## Required task
Review the listing and copy each line that holds the word "name".

--- start Source material ---

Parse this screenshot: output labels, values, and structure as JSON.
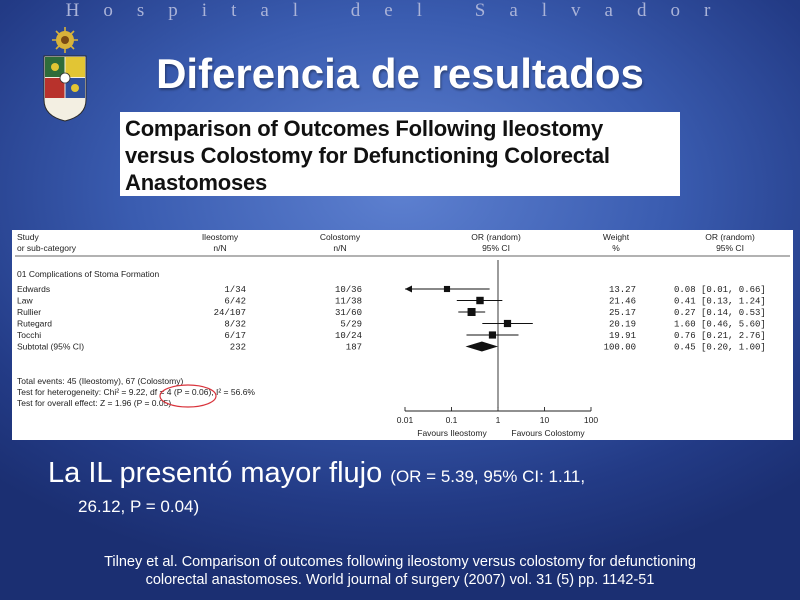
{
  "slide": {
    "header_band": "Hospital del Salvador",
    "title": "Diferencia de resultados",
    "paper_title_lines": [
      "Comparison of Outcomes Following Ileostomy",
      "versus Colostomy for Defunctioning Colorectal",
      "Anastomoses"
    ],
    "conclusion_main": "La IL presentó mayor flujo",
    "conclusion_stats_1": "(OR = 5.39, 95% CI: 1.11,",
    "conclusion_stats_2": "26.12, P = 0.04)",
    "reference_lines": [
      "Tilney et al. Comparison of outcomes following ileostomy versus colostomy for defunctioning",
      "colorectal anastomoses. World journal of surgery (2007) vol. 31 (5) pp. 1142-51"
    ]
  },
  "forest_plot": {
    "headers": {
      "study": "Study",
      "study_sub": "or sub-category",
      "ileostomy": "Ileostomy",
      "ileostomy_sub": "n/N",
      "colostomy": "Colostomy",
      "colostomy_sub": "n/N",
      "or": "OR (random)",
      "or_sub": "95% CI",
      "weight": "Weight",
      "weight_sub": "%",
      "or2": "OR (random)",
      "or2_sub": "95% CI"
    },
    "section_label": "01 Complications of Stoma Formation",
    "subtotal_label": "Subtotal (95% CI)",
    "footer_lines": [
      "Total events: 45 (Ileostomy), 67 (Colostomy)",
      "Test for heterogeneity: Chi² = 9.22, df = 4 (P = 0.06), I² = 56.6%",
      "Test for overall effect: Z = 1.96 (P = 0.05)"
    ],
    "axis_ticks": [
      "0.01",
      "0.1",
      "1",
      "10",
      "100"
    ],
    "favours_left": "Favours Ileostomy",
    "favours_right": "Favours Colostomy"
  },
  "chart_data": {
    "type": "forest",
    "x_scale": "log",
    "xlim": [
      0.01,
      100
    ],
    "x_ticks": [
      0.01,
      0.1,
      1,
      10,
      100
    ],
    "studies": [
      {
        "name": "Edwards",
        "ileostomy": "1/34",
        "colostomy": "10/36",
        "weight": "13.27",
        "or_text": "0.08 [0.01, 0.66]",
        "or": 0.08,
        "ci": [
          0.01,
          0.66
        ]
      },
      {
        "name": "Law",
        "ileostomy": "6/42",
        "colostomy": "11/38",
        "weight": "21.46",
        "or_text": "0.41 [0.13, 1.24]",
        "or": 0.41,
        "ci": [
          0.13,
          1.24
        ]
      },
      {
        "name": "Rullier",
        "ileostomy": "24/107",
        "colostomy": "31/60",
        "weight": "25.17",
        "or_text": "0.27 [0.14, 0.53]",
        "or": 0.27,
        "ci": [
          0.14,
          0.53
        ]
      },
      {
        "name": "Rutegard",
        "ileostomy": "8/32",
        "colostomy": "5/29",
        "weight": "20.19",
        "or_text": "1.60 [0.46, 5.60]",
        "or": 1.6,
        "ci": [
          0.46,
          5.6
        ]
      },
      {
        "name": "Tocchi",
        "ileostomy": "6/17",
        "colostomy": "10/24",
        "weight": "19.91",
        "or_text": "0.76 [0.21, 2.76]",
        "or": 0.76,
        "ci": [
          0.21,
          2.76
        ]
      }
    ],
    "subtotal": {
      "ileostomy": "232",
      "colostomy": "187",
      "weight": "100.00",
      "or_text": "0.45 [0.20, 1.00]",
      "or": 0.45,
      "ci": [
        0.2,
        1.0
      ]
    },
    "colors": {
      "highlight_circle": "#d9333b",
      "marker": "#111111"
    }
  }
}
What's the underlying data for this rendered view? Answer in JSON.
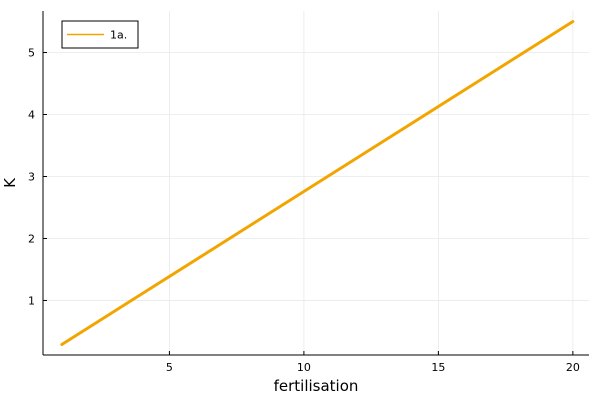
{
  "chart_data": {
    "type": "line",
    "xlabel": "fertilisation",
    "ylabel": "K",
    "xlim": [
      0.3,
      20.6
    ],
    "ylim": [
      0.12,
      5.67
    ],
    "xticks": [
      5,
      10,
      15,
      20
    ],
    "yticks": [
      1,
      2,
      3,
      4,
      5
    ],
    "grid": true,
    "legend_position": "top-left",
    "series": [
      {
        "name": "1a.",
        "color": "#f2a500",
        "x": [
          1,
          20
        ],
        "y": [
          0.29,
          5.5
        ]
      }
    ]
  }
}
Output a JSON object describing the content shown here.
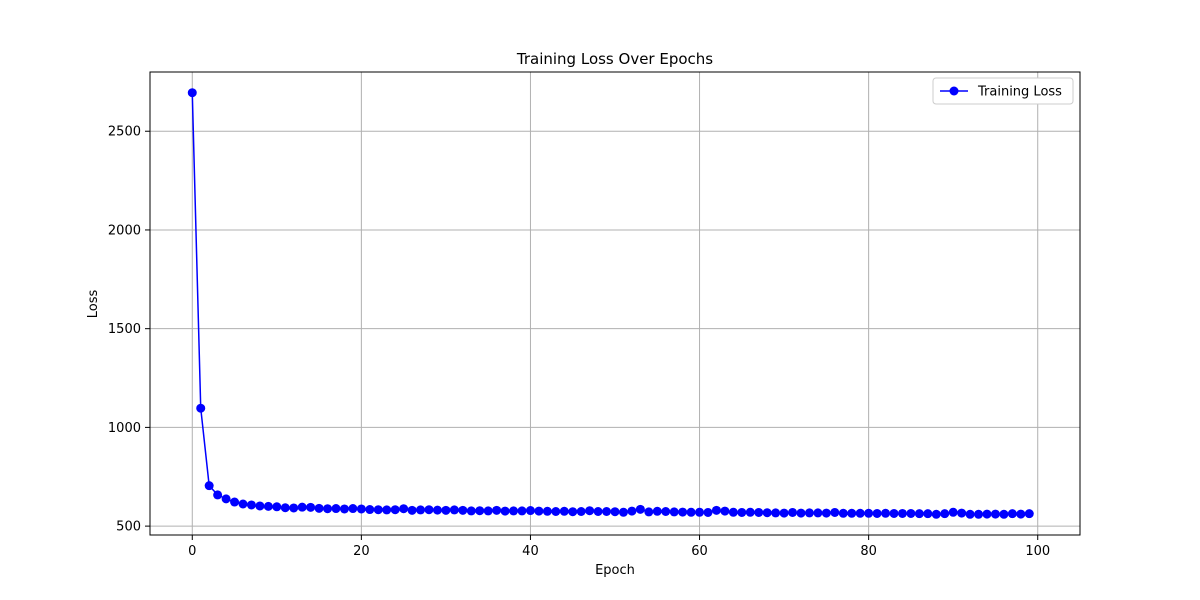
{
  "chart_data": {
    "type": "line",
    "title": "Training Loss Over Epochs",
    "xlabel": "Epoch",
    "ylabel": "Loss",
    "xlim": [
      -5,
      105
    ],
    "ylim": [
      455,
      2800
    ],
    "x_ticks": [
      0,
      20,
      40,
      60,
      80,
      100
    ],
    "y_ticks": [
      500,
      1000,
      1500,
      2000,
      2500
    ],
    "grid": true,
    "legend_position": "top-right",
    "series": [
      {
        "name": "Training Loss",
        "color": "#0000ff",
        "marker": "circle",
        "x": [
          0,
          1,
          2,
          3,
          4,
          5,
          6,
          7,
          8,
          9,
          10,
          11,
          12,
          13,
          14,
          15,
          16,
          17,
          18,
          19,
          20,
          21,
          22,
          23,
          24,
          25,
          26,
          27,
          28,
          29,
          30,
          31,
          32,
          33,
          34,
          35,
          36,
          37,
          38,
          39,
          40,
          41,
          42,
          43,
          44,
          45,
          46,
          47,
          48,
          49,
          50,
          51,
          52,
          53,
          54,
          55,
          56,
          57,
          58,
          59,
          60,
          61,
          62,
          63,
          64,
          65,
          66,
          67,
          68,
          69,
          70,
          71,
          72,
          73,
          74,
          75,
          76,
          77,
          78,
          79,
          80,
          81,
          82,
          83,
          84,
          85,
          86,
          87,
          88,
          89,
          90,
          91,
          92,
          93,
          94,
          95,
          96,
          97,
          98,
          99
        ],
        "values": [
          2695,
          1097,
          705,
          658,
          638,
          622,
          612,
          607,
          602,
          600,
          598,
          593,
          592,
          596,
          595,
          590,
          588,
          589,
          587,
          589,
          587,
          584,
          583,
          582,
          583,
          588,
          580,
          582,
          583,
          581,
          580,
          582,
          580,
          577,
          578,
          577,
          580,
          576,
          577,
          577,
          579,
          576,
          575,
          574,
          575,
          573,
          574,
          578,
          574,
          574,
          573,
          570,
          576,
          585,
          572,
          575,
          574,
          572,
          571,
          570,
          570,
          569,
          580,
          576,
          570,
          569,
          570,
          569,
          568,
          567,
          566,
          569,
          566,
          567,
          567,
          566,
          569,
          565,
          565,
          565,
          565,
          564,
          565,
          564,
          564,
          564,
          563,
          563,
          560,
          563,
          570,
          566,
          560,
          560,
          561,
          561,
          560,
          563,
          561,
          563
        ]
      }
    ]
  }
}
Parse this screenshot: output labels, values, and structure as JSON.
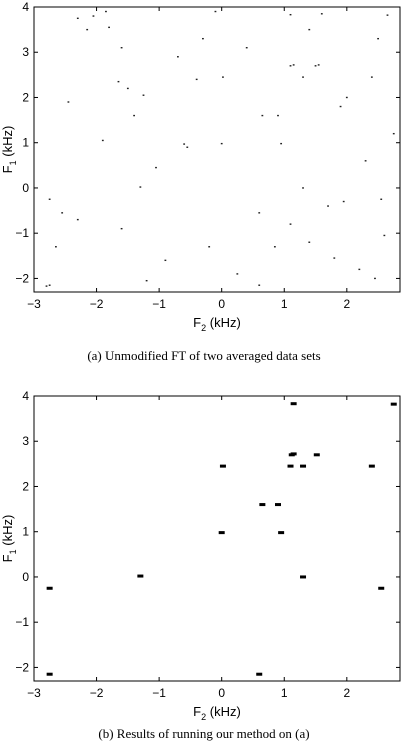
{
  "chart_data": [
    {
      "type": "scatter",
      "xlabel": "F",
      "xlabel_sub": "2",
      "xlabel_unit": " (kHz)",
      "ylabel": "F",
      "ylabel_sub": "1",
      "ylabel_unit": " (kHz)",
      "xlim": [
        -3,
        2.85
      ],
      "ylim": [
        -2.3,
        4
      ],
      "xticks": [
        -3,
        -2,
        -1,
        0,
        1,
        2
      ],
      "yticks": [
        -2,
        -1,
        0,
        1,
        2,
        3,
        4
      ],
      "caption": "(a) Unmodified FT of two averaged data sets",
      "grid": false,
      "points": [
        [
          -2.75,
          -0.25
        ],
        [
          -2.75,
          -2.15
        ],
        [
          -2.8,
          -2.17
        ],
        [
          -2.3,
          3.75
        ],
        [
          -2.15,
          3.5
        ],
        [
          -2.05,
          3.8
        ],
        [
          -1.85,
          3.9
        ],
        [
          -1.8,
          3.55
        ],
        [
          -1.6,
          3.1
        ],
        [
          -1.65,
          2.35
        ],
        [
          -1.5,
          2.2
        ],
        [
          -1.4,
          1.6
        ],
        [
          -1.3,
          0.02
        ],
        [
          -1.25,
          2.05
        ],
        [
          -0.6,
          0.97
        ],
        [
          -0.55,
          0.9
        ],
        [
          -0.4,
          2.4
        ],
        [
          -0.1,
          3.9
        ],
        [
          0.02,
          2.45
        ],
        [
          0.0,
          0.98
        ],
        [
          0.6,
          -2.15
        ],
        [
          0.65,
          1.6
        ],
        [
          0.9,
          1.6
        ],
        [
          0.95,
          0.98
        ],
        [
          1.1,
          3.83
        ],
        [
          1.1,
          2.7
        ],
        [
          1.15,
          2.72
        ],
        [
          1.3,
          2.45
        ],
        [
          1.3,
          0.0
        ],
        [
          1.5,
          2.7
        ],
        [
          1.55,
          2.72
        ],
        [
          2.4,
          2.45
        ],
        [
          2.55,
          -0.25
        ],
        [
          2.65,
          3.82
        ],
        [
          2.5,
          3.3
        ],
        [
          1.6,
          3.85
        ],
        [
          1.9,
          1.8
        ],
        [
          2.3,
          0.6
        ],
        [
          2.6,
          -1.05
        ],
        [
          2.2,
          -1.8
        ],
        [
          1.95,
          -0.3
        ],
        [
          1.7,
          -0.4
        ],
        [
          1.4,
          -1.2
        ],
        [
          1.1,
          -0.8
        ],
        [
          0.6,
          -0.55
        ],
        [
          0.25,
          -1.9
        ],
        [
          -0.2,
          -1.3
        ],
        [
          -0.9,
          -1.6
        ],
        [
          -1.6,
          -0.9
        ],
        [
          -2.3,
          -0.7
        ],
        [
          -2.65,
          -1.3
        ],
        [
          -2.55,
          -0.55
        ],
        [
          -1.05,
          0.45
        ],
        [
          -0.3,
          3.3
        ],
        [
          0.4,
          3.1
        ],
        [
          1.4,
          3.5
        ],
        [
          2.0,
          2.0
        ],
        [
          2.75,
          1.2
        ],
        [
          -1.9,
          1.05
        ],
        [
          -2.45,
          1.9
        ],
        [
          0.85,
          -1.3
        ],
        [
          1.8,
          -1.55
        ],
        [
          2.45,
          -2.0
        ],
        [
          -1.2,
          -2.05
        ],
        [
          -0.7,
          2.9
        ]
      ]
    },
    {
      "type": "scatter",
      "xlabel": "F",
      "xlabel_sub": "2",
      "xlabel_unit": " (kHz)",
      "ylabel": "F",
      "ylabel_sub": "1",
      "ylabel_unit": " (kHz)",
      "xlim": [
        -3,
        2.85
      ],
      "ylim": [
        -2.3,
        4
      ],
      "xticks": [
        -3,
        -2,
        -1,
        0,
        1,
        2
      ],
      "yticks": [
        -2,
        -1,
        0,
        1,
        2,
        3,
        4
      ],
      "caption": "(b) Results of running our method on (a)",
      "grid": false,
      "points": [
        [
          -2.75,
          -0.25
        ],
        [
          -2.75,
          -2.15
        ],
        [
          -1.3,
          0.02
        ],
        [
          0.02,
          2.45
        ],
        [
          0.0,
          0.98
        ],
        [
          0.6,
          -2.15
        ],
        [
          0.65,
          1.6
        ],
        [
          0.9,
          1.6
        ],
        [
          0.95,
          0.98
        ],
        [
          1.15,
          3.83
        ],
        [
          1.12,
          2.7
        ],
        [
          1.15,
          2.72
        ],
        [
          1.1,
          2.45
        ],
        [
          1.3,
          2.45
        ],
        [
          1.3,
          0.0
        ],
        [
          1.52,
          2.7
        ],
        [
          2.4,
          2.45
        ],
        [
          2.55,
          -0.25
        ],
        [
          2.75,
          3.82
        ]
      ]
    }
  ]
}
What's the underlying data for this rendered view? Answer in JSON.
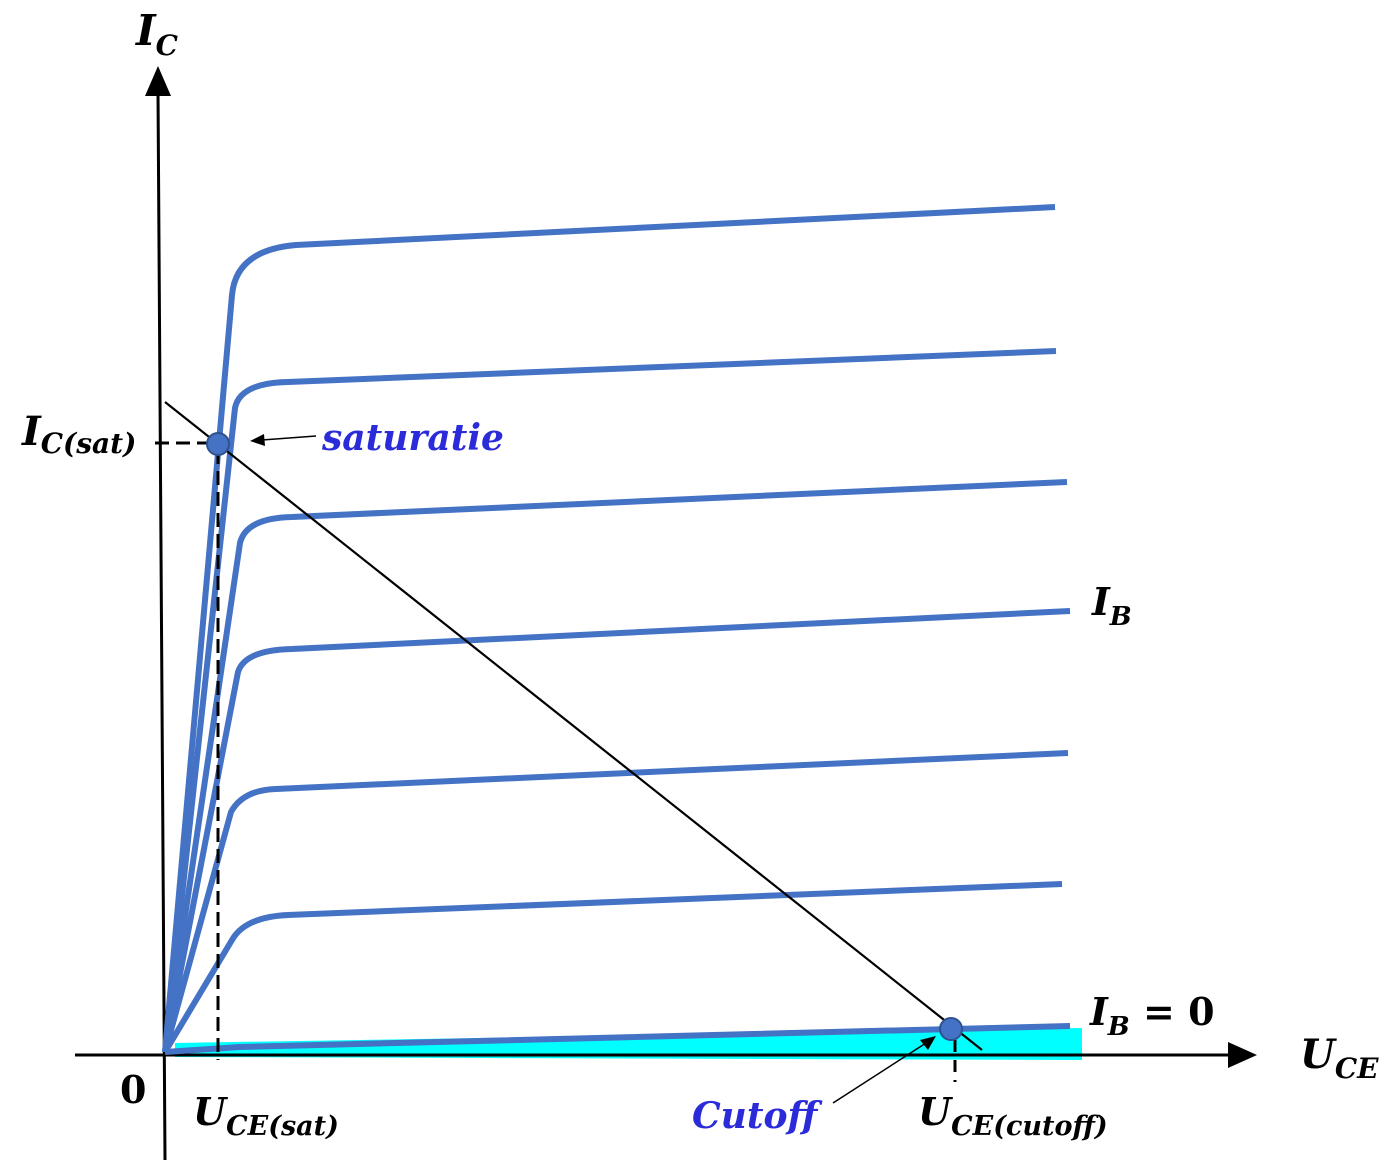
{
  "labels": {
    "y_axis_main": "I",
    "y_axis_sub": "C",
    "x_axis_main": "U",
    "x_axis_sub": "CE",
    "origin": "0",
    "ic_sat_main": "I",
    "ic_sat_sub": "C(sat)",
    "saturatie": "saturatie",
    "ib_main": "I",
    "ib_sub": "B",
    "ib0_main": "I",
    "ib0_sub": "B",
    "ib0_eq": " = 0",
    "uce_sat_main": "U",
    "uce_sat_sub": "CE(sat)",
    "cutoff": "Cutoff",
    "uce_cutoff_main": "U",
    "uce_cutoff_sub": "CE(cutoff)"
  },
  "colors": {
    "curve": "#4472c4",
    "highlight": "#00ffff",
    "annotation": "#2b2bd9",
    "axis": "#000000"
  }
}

--- end Source material ---

## The completed task
        "name": "Edwards",
        "name": "Law",
        "name": "Rullier",
        "name": "Rutegard",
        "name": "Tocchi",
        "name": "1a.",
        "name": "Training Loss",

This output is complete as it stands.